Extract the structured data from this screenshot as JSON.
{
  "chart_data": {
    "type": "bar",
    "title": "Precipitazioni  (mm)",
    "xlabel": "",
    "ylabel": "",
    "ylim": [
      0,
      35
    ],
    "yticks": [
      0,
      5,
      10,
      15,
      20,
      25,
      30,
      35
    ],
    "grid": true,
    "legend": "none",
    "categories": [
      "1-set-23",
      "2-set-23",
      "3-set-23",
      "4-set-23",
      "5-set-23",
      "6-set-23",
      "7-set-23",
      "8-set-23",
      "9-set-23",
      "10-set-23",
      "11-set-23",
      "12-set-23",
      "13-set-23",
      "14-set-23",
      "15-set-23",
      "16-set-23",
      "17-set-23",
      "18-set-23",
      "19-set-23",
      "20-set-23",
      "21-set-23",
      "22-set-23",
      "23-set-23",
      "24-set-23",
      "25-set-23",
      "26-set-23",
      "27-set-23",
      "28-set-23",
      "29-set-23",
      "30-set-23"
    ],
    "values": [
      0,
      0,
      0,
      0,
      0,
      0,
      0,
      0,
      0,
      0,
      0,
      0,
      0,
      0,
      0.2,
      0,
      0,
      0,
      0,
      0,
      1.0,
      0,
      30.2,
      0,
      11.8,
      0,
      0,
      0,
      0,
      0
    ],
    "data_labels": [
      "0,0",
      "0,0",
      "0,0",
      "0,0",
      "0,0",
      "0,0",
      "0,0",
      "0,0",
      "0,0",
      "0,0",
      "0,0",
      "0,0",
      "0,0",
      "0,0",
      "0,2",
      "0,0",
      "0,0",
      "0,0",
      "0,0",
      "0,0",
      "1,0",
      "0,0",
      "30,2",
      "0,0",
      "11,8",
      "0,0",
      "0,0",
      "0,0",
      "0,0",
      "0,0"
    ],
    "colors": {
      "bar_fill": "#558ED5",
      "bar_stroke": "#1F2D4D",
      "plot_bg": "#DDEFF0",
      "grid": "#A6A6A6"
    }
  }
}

--------------------

TASK TO CARRY OUT: From the listing above, extract every line exactly as it stands.

WRITTEN REPLY:
Extract the structured data from this screenshot as JSON.
{
  "chart_data": {
    "type": "bar",
    "title": "Precipitazioni  (mm)",
    "xlabel": "",
    "ylabel": "",
    "ylim": [
      0,
      35
    ],
    "yticks": [
      0,
      5,
      10,
      15,
      20,
      25,
      30,
      35
    ],
    "grid": true,
    "legend": "none",
    "categories": [
      "1-set-23",
      "2-set-23",
      "3-set-23",
      "4-set-23",
      "5-set-23",
      "6-set-23",
      "7-set-23",
      "8-set-23",
      "9-set-23",
      "10-set-23",
      "11-set-23",
      "12-set-23",
      "13-set-23",
      "14-set-23",
      "15-set-23",
      "16-set-23",
      "17-set-23",
      "18-set-23",
      "19-set-23",
      "20-set-23",
      "21-set-23",
      "22-set-23",
      "23-set-23",
      "24-set-23",
      "25-set-23",
      "26-set-23",
      "27-set-23",
      "28-set-23",
      "29-set-23",
      "30-set-23"
    ],
    "values": [
      0,
      0,
      0,
      0,
      0,
      0,
      0,
      0,
      0,
      0,
      0,
      0,
      0,
      0,
      0.2,
      0,
      0,
      0,
      0,
      0,
      1.0,
      0,
      30.2,
      0,
      11.8,
      0,
      0,
      0,
      0,
      0
    ],
    "data_labels": [
      "0,0",
      "0,0",
      "0,0",
      "0,0",
      "0,0",
      "0,0",
      "0,0",
      "0,0",
      "0,0",
      "0,0",
      "0,0",
      "0,0",
      "0,0",
      "0,0",
      "0,2",
      "0,0",
      "0,0",
      "0,0",
      "0,0",
      "0,0",
      "1,0",
      "0,0",
      "30,2",
      "0,0",
      "11,8",
      "0,0",
      "0,0",
      "0,0",
      "0,0",
      "0,0"
    ],
    "colors": {
      "bar_fill": "#558ED5",
      "bar_stroke": "#1F2D4D",
      "plot_bg": "#DDEFF0",
      "grid": "#A6A6A6"
    }
  }
}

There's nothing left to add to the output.